#### Set exercise
Write out all of the lines below, exactly and completely.

#### Stored data entries
# # #
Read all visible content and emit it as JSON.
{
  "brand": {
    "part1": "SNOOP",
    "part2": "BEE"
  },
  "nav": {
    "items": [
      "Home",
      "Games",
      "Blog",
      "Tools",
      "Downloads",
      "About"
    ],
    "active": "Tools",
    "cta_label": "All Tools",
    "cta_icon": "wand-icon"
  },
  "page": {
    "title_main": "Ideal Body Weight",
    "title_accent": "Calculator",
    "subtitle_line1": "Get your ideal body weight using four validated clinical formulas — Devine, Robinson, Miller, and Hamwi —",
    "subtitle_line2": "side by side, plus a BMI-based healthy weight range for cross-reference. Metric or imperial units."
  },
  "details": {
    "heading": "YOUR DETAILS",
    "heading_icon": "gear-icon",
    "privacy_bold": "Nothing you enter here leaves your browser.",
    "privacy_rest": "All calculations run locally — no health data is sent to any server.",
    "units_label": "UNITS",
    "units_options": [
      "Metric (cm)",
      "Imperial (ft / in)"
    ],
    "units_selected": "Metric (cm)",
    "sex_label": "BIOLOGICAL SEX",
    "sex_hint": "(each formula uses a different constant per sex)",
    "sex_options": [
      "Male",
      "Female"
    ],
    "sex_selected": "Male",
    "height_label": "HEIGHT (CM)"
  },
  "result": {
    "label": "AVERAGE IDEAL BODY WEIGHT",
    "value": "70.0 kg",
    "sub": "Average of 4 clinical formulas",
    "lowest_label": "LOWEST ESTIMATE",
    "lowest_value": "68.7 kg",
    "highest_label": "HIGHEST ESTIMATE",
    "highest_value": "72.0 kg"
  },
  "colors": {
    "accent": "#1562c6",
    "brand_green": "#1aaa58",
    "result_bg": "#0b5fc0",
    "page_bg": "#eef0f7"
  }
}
# # #
#### Task answer
Read all visible content and emit it as JSON.
{
  "brand": {
    "part1": "SNOOP",
    "part2": "BEE"
  },
  "nav": {
    "items": [
      "Home",
      "Games",
      "Blog",
      "Tools",
      "Downloads",
      "About"
    ],
    "active": "Tools",
    "cta_label": "All Tools",
    "cta_icon": "wand-icon"
  },
  "page": {
    "title_main": "Ideal Body Weight",
    "title_accent": "Calculator",
    "subtitle_line1": "Get your ideal body weight using four validated clinical formulas — Devine, Robinson, Miller, and Hamwi —",
    "subtitle_line2": "side by side, plus a BMI-based healthy weight range for cross-reference. Metric or imperial units."
  },
  "details": {
    "heading": "YOUR DETAILS",
    "heading_icon": "gear-icon",
    "privacy_bold": "Nothing you enter here leaves your browser.",
    "privacy_rest": "All calculations run locally — no health data is sent to any server.",
    "units_label": "UNITS",
    "units_options": [
      "Metric (cm)",
      "Imperial (ft / in)"
    ],
    "units_selected": "Metric (cm)",
    "sex_label": "BIOLOGICAL SEX",
    "sex_hint": "(each formula uses a different constant per sex)",
    "sex_options": [
      "Male",
      "Female"
    ],
    "sex_selected": "Male",
    "height_label": "HEIGHT (CM)"
  },
  "result": {
    "label": "AVERAGE IDEAL BODY WEIGHT",
    "value": "70.0 kg",
    "sub": "Average of 4 clinical formulas",
    "lowest_label": "LOWEST ESTIMATE",
    "lowest_value": "68.7 kg",
    "highest_label": "HIGHEST ESTIMATE",
    "highest_value": "72.0 kg"
  },
  "colors": {
    "accent": "#1562c6",
    "brand_green": "#1aaa58",
    "result_bg": "#0b5fc0",
    "page_bg": "#eef0f7"
  }
}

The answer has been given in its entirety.